**Short task**. Print every entry word for word, but omit the pictures.

* Begin Data lines *

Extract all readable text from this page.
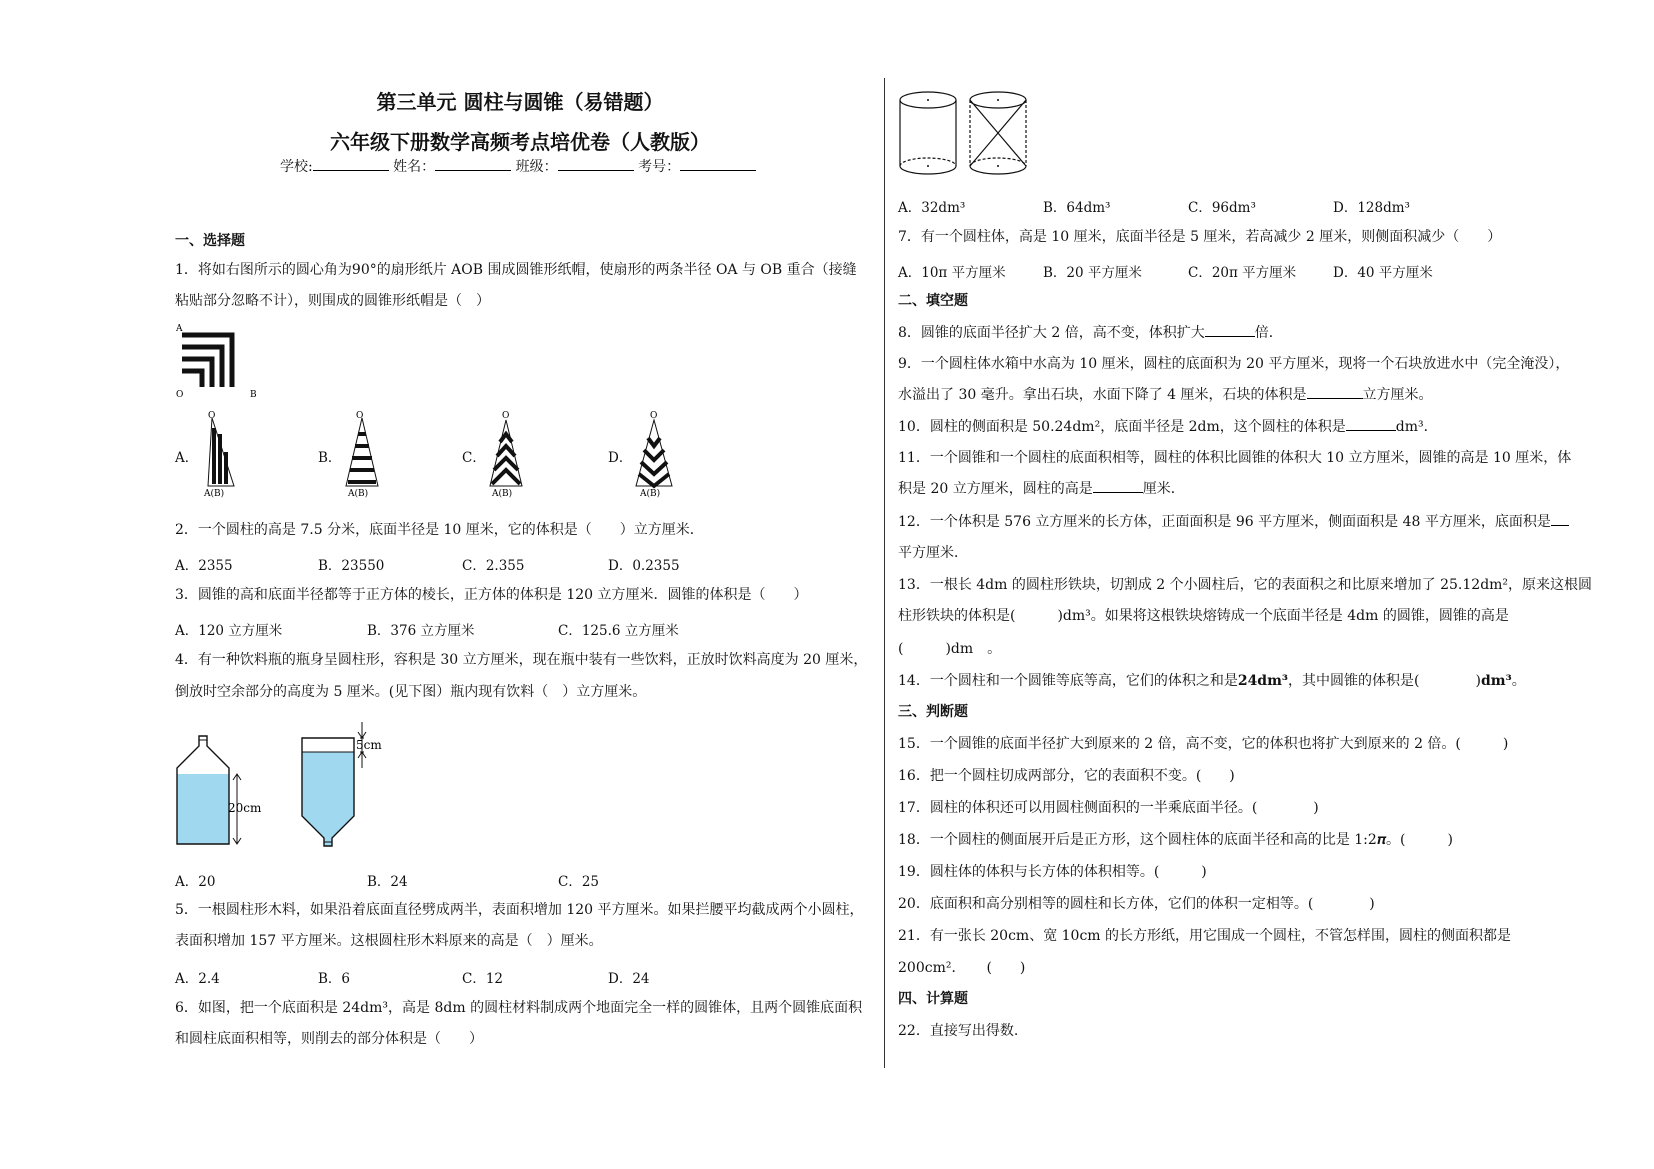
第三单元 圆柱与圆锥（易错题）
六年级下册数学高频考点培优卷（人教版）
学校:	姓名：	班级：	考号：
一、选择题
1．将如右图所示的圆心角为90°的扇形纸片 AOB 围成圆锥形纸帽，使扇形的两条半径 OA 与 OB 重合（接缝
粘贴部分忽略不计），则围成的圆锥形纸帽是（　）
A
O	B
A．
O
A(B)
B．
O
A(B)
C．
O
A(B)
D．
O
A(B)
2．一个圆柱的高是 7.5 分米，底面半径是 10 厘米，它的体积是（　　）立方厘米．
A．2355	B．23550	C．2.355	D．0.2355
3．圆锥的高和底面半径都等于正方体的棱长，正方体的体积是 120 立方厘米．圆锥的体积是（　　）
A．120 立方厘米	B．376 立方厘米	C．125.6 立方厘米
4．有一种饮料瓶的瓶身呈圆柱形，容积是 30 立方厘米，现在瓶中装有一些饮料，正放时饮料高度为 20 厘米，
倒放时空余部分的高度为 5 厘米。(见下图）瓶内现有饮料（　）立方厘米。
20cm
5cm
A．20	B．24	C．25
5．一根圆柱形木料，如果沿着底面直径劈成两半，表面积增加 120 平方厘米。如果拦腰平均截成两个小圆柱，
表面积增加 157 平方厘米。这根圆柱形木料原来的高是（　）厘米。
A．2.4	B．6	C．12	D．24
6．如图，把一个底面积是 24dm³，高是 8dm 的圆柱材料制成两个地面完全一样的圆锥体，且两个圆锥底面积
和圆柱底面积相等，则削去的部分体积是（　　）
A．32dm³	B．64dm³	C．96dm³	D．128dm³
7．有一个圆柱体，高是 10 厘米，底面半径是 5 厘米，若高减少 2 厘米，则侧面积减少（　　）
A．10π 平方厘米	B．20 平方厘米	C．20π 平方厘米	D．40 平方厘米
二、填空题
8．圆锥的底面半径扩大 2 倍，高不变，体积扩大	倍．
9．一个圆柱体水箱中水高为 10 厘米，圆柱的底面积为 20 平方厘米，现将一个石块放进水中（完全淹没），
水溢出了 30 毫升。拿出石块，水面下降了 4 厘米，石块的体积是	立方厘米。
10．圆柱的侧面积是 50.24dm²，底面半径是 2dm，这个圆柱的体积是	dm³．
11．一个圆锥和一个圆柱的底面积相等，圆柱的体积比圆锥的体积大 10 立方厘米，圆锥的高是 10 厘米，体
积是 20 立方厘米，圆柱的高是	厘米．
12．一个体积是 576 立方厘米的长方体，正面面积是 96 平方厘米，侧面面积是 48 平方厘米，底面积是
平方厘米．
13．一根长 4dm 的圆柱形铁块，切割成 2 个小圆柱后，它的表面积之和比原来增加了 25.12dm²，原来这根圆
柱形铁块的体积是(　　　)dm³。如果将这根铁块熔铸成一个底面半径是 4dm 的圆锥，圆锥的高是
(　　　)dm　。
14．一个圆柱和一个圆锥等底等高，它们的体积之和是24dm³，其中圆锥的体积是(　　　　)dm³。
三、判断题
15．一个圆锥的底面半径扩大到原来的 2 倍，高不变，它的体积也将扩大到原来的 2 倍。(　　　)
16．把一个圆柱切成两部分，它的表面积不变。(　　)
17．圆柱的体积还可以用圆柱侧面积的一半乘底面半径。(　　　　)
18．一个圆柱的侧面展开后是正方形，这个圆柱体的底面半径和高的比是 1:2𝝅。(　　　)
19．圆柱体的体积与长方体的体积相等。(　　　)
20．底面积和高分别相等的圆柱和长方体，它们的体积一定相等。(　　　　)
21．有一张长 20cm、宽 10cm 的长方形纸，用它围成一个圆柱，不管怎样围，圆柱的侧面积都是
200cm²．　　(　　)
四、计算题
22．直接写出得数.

* End Data lines *

**Reply to the task**.
Extract all readable text from this page.
第三单元 圆柱与圆锥（易错题）
六年级下册数学高频考点培优卷（人教版）
学校:	姓名：	班级：	考号：
一、选择题
1．将如右图所示的圆心角为90°的扇形纸片 AOB 围成圆锥形纸帽，使扇形的两条半径 OA 与 OB 重合（接缝
粘贴部分忽略不计），则围成的圆锥形纸帽是（　）
A
O	B
A．
O
A(B)
B．
O
A(B)
C．
O
A(B)
D．
O
A(B)
2．一个圆柱的高是 7.5 分米，底面半径是 10 厘米，它的体积是（　　）立方厘米．
A．2355	B．23550	C．2.355	D．0.2355
3．圆锥的高和底面半径都等于正方体的棱长，正方体的体积是 120 立方厘米．圆锥的体积是（　　）
A．120 立方厘米	B．376 立方厘米	C．125.6 立方厘米
4．有一种饮料瓶的瓶身呈圆柱形，容积是 30 立方厘米，现在瓶中装有一些饮料，正放时饮料高度为 20 厘米，
倒放时空余部分的高度为 5 厘米。(见下图）瓶内现有饮料（　）立方厘米。
20cm
5cm
A．20	B．24	C．25
5．一根圆柱形木料，如果沿着底面直径劈成两半，表面积增加 120 平方厘米。如果拦腰平均截成两个小圆柱，
表面积增加 157 平方厘米。这根圆柱形木料原来的高是（　）厘米。
A．2.4	B．6	C．12	D．24
6．如图，把一个底面积是 24dm³，高是 8dm 的圆柱材料制成两个地面完全一样的圆锥体，且两个圆锥底面积
和圆柱底面积相等，则削去的部分体积是（　　）
A．32dm³	B．64dm³	C．96dm³	D．128dm³
7．有一个圆柱体，高是 10 厘米，底面半径是 5 厘米，若高减少 2 厘米，则侧面积减少（　　）
A．10π 平方厘米	B．20 平方厘米	C．20π 平方厘米	D．40 平方厘米
二、填空题
8．圆锥的底面半径扩大 2 倍，高不变，体积扩大	倍．
9．一个圆柱体水箱中水高为 10 厘米，圆柱的底面积为 20 平方厘米，现将一个石块放进水中（完全淹没），
水溢出了 30 毫升。拿出石块，水面下降了 4 厘米，石块的体积是	立方厘米。
10．圆柱的侧面积是 50.24dm²，底面半径是 2dm，这个圆柱的体积是	dm³．
11．一个圆锥和一个圆柱的底面积相等，圆柱的体积比圆锥的体积大 10 立方厘米，圆锥的高是 10 厘米，体
积是 20 立方厘米，圆柱的高是	厘米．
12．一个体积是 576 立方厘米的长方体，正面面积是 96 平方厘米，侧面面积是 48 平方厘米，底面积是
平方厘米．
13．一根长 4dm 的圆柱形铁块，切割成 2 个小圆柱后，它的表面积之和比原来增加了 25.12dm²，原来这根圆
柱形铁块的体积是(　　　)dm³。如果将这根铁块熔铸成一个底面半径是 4dm 的圆锥，圆锥的高是
(　　　)dm　。
14．一个圆柱和一个圆锥等底等高，它们的体积之和是24dm³，其中圆锥的体积是(　　　　)dm³。
三、判断题
15．一个圆锥的底面半径扩大到原来的 2 倍，高不变，它的体积也将扩大到原来的 2 倍。(　　　)
16．把一个圆柱切成两部分，它的表面积不变。(　　)
17．圆柱的体积还可以用圆柱侧面积的一半乘底面半径。(　　　　)
18．一个圆柱的侧面展开后是正方形，这个圆柱体的底面半径和高的比是 1:2𝝅。(　　　)
19．圆柱体的体积与长方体的体积相等。(　　　)
20．底面积和高分别相等的圆柱和长方体，它们的体积一定相等。(　　　　)
21．有一张长 20cm、宽 10cm 的长方形纸，用它围成一个圆柱，不管怎样围，圆柱的侧面积都是
200cm²．　　(　　)
四、计算题
22．直接写出得数.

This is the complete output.